[Dataset items]
○ ○ ○ ○ ○ ○ ○

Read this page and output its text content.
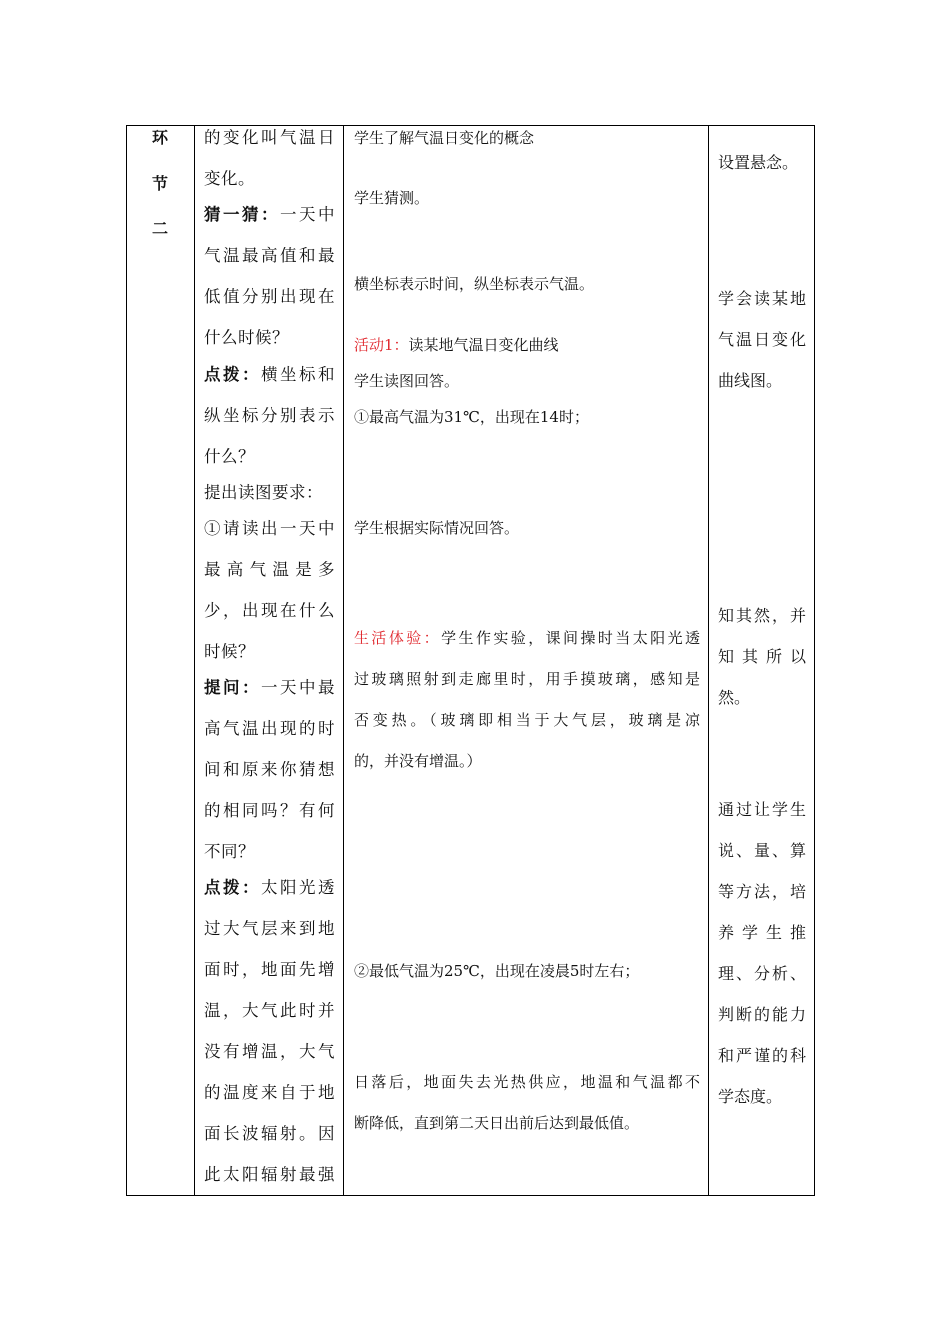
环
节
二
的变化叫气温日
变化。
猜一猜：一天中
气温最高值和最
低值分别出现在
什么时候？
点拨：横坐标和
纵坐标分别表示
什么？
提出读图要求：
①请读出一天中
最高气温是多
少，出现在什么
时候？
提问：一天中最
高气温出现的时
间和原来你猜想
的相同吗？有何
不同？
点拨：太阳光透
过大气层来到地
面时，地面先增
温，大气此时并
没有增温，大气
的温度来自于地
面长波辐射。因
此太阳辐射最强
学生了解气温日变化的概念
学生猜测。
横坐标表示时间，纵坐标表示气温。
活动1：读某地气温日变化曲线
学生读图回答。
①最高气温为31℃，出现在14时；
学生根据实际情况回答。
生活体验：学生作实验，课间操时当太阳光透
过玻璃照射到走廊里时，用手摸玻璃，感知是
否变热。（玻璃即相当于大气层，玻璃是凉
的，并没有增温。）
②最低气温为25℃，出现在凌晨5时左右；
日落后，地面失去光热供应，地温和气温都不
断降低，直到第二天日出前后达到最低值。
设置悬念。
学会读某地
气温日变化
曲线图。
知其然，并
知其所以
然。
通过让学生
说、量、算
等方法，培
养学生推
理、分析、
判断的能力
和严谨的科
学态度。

○ ○ ○ ○ ○ ○ ○

> Do this
Quote everything in the listing above exactly; pictures are the only thing to omit.

> Finished answer
Read this page and output its text content.
环
节
二
的变化叫气温日
变化。
猜一猜：一天中
气温最高值和最
低值分别出现在
什么时候？
点拨：横坐标和
纵坐标分别表示
什么？
提出读图要求：
①请读出一天中
最高气温是多
少，出现在什么
时候？
提问：一天中最
高气温出现的时
间和原来你猜想
的相同吗？有何
不同？
点拨：太阳光透
过大气层来到地
面时，地面先增
温，大气此时并
没有增温，大气
的温度来自于地
面长波辐射。因
此太阳辐射最强
学生了解气温日变化的概念
学生猜测。
横坐标表示时间，纵坐标表示气温。
活动1：读某地气温日变化曲线
学生读图回答。
①最高气温为31℃，出现在14时；
学生根据实际情况回答。
生活体验：学生作实验，课间操时当太阳光透
过玻璃照射到走廊里时，用手摸玻璃，感知是
否变热。（玻璃即相当于大气层，玻璃是凉
的，并没有增温。）
②最低气温为25℃，出现在凌晨5时左右；
日落后，地面失去光热供应，地温和气温都不
断降低，直到第二天日出前后达到最低值。
设置悬念。
学会读某地
气温日变化
曲线图。
知其然，并
知其所以
然。
通过让学生
说、量、算
等方法，培
养学生推
理、分析、
判断的能力
和严谨的科
学态度。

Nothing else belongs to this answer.